**Job**:
Reproduce the rows below without any change, from the very first line through the line with "- tab-edge-marker: :: [2, 88, 6, 102]", including both of those lines.

**Material to process**:

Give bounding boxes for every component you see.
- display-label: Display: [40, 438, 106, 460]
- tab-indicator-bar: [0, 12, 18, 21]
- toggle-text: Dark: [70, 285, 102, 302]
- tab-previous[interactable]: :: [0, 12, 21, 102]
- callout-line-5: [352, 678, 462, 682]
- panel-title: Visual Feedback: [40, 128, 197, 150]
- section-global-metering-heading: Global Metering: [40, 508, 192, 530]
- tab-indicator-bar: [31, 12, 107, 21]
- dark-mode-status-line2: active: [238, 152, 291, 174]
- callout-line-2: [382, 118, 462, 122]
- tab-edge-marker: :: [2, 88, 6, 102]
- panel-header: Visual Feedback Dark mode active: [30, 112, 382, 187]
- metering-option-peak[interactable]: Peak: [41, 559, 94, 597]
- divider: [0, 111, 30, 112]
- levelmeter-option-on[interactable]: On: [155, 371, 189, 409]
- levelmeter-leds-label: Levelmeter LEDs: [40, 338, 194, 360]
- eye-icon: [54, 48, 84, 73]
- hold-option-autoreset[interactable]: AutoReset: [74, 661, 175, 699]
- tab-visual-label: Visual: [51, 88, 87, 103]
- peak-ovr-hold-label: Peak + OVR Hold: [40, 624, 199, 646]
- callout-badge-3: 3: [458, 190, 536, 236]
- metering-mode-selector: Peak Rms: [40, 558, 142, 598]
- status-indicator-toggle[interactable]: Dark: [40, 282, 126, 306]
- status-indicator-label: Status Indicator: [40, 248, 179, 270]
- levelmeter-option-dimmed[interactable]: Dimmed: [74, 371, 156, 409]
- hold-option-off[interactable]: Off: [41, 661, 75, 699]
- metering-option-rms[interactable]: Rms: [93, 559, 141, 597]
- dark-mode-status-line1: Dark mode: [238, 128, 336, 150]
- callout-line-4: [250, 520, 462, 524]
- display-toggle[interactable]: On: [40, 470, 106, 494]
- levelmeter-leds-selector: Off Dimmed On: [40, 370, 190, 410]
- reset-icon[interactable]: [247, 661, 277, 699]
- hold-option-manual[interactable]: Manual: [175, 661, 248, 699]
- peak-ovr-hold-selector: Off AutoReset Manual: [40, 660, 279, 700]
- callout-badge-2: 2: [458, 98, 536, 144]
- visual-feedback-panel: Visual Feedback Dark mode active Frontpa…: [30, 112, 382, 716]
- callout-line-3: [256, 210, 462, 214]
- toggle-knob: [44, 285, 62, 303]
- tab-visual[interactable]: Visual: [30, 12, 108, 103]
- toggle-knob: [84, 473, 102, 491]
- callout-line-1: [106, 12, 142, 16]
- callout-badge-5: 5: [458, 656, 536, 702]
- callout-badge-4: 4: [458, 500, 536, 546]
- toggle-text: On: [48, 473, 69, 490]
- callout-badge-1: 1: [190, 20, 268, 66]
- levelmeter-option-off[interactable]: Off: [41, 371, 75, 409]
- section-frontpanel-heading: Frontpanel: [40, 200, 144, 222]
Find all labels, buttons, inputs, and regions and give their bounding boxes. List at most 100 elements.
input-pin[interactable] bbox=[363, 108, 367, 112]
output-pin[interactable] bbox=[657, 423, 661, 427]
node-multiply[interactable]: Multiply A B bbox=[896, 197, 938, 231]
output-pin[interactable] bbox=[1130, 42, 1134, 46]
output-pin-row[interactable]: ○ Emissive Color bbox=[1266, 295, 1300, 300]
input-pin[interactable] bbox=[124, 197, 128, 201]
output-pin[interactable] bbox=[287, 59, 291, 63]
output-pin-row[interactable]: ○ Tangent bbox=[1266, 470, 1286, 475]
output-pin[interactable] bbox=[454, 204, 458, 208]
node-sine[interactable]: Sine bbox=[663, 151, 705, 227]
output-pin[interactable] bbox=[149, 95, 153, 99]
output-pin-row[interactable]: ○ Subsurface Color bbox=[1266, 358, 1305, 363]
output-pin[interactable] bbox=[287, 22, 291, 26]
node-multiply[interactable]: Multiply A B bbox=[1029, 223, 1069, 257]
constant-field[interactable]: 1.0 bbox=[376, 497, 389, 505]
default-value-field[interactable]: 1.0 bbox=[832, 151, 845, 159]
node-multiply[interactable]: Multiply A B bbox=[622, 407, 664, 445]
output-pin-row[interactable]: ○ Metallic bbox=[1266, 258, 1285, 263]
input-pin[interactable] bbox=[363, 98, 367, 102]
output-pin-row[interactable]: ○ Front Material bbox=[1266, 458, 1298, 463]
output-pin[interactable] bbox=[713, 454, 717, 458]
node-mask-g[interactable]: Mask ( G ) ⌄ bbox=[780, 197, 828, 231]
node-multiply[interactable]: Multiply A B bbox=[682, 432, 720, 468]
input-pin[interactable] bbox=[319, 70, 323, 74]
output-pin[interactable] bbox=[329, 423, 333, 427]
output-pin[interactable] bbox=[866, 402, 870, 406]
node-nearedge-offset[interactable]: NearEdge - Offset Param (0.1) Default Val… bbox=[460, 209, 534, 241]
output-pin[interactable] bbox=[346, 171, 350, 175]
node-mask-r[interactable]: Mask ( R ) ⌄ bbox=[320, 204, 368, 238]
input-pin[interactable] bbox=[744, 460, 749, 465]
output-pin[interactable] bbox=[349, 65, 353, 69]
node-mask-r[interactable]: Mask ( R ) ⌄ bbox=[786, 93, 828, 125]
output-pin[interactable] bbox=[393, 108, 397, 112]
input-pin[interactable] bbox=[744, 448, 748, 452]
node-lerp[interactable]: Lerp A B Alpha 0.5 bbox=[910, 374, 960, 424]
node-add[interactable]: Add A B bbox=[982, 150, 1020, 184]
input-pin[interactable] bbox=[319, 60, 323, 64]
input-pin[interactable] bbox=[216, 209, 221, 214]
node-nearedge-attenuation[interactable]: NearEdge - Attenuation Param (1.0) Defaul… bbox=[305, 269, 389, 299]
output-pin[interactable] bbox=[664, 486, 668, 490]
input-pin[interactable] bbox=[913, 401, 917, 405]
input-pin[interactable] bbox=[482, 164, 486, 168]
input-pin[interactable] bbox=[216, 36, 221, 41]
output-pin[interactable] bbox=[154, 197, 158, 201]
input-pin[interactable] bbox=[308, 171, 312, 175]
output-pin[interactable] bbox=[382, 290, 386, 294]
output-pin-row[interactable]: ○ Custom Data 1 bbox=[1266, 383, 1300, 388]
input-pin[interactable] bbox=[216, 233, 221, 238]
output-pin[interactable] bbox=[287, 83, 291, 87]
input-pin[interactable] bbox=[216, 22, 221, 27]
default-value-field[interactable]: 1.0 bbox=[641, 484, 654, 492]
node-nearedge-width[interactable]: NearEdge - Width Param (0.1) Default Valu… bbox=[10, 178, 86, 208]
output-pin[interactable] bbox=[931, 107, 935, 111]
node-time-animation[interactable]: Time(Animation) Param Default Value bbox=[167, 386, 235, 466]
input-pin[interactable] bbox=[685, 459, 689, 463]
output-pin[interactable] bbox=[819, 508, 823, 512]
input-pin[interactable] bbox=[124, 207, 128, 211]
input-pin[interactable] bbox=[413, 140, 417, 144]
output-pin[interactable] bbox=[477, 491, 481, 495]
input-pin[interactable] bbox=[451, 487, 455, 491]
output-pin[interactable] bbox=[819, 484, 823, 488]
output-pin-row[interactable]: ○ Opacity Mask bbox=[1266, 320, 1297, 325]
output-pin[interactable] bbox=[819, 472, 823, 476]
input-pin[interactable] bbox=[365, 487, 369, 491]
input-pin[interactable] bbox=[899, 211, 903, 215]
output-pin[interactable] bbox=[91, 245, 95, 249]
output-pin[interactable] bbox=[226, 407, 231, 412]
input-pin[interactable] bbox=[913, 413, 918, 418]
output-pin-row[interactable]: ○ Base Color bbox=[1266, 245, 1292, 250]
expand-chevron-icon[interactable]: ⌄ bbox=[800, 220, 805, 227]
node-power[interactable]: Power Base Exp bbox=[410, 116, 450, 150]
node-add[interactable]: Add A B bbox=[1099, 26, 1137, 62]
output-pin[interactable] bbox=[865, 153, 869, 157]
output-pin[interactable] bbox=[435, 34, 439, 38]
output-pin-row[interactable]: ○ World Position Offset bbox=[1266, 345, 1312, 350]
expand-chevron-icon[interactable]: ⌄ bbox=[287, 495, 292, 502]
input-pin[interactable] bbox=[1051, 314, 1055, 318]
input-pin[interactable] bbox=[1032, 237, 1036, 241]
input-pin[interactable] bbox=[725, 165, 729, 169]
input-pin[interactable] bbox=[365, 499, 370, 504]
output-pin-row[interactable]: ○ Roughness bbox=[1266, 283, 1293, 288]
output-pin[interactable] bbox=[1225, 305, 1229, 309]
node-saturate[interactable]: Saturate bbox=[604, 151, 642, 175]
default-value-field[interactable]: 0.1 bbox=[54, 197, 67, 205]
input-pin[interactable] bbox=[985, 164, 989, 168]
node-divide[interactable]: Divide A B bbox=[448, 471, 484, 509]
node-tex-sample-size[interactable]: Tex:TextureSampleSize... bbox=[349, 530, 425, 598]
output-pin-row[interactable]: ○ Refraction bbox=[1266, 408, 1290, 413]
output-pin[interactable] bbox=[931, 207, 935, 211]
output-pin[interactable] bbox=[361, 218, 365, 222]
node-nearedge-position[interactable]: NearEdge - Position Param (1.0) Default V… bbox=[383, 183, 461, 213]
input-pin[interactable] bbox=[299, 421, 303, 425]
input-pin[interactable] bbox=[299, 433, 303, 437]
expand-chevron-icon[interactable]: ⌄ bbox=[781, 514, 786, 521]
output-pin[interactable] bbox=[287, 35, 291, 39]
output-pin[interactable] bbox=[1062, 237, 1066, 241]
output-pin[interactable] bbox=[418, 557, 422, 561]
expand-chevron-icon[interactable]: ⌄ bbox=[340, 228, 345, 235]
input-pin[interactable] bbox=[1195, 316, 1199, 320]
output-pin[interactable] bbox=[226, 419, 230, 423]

**Expected output**:
Give bounding boxes for every component you see.
- display-label: Display: [40, 438, 106, 460]
- tab-indicator-bar: [0, 12, 18, 21]
- toggle-text: Dark: [70, 285, 102, 302]
- tab-previous[interactable]: :: [0, 12, 21, 102]
- callout-line-5: [352, 678, 462, 682]
- panel-title: Visual Feedback: [40, 128, 197, 150]
- section-global-metering-heading: Global Metering: [40, 508, 192, 530]
- tab-indicator-bar: [31, 12, 107, 21]
- dark-mode-status-line2: active: [238, 152, 291, 174]
- callout-line-2: [382, 118, 462, 122]
- tab-edge-marker: :: [2, 88, 6, 102]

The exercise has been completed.